▶ Collected data entries:
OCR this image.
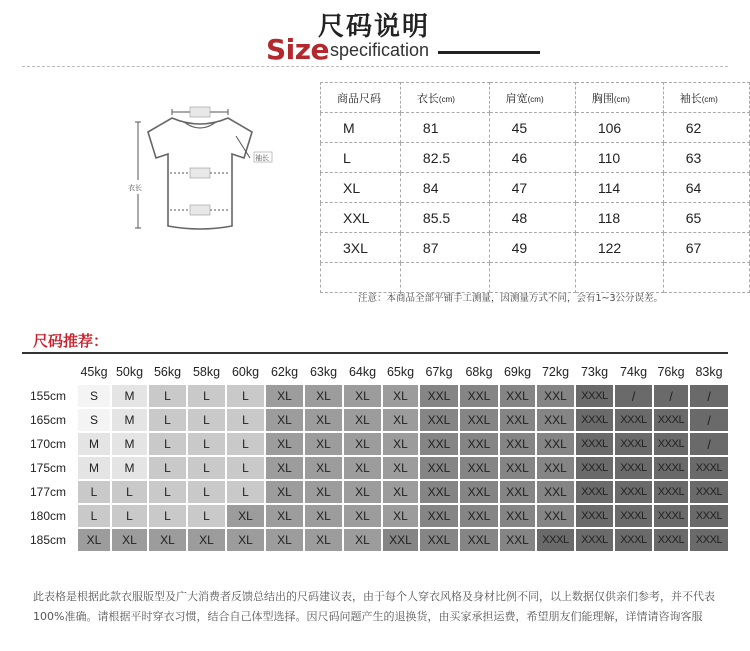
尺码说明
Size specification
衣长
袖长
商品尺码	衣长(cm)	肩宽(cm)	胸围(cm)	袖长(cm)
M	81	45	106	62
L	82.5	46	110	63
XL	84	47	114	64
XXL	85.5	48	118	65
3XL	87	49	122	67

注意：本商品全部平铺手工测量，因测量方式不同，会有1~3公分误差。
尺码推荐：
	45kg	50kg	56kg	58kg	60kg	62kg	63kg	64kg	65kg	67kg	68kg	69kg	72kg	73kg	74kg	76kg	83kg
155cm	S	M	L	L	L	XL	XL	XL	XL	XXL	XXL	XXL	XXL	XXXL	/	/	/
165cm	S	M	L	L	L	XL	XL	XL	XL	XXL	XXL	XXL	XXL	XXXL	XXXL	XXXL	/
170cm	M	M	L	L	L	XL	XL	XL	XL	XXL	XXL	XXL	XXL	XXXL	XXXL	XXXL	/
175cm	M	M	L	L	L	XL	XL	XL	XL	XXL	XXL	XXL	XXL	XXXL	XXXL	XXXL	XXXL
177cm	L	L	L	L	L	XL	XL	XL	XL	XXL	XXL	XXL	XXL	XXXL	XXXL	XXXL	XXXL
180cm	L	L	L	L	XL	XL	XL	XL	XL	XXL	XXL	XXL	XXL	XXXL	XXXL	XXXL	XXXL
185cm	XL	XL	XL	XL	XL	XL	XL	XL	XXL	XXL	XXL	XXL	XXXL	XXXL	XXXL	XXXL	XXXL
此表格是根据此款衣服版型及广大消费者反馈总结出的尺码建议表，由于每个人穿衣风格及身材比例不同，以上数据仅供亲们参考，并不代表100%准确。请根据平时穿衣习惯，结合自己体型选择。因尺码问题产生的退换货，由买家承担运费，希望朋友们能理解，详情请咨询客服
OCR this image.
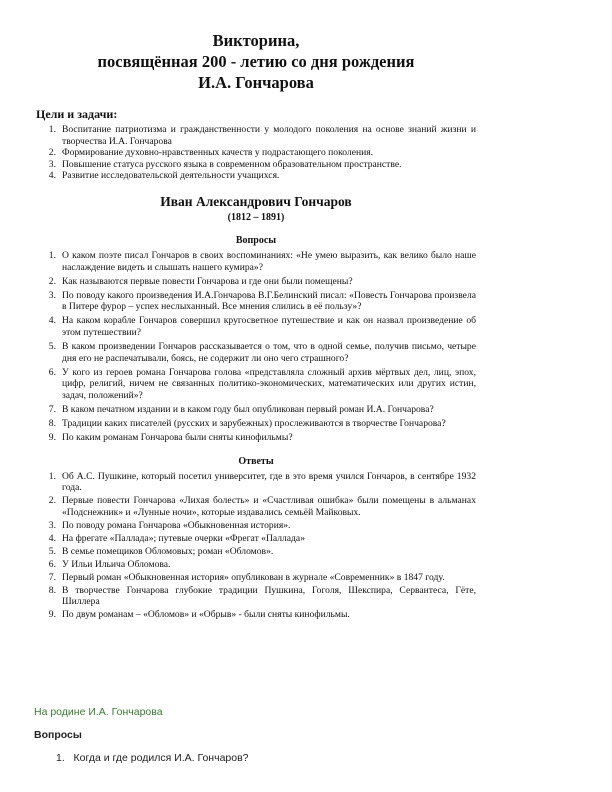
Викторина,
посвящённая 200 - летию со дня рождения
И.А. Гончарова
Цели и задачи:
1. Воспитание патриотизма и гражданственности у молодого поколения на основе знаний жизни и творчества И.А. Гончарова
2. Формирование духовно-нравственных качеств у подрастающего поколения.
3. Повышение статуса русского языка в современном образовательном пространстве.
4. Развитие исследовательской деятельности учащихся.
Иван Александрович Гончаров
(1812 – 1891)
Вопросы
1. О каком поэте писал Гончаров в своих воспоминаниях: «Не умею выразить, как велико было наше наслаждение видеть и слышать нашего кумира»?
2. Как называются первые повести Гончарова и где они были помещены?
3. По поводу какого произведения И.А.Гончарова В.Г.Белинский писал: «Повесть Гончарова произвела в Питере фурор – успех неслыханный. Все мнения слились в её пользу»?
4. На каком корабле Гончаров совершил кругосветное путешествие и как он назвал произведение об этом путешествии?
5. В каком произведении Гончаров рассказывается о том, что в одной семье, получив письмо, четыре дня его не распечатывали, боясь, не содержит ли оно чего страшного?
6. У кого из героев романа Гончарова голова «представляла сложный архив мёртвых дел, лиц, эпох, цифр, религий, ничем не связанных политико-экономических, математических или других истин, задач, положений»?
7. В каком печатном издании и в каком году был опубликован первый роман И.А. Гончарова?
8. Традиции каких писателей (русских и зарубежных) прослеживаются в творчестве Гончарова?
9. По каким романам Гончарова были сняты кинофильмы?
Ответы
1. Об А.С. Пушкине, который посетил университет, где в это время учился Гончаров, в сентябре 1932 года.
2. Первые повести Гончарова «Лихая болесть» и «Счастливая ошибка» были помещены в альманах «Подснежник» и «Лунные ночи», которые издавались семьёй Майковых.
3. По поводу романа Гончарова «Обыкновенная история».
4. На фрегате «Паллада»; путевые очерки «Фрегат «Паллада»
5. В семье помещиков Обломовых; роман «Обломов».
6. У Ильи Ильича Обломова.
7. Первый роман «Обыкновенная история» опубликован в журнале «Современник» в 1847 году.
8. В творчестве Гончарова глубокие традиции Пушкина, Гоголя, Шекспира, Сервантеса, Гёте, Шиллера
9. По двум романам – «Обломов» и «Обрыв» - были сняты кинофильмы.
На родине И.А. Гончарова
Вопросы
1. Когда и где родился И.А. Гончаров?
---
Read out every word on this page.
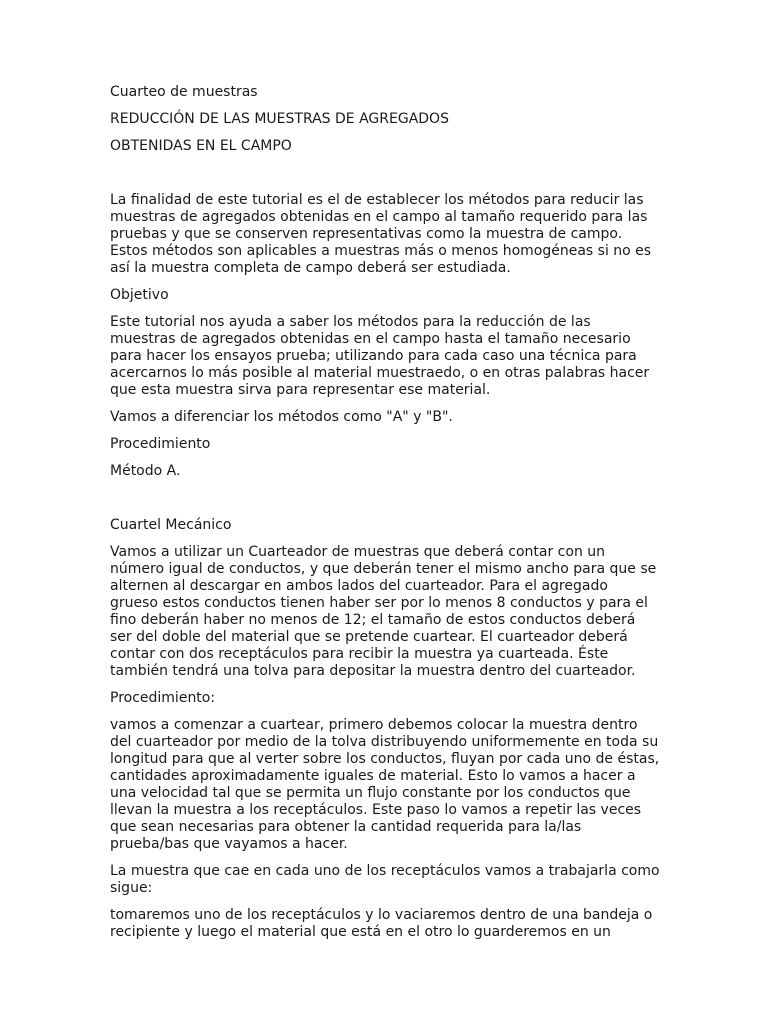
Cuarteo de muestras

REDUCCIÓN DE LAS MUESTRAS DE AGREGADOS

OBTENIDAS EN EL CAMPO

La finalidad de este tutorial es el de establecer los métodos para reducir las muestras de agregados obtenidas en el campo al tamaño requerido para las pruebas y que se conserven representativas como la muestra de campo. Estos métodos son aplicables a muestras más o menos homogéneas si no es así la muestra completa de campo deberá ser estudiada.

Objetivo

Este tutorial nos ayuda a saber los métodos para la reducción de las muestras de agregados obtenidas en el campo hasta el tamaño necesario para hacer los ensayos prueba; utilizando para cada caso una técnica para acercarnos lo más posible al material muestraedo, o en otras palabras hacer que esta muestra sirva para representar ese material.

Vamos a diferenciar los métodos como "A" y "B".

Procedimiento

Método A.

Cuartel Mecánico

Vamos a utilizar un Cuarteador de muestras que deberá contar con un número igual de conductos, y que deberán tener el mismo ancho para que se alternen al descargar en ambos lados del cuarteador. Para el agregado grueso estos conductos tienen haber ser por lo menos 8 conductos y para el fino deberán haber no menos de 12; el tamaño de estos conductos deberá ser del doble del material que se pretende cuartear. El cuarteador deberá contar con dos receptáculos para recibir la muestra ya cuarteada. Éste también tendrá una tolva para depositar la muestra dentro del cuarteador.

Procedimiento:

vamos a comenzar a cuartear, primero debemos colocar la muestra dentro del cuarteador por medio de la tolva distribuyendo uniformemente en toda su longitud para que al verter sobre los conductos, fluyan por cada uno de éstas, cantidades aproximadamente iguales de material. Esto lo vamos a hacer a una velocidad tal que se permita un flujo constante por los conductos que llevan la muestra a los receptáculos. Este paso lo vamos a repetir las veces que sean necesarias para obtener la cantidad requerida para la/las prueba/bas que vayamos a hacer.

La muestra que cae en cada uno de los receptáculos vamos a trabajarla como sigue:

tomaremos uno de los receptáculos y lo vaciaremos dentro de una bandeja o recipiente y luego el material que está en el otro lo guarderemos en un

▶ Given request: Look through the entries above and list every line containing "творчестве".

▶ Exercise output:
8. Традиции каких писателей (русских и зарубежных) прослеживаются в творчестве Гончарова?
8. В творчестве Гончарова глубокие традиции Пушкина, Гоголя, Шекспира, Сервантеса, Гёте, Шиллера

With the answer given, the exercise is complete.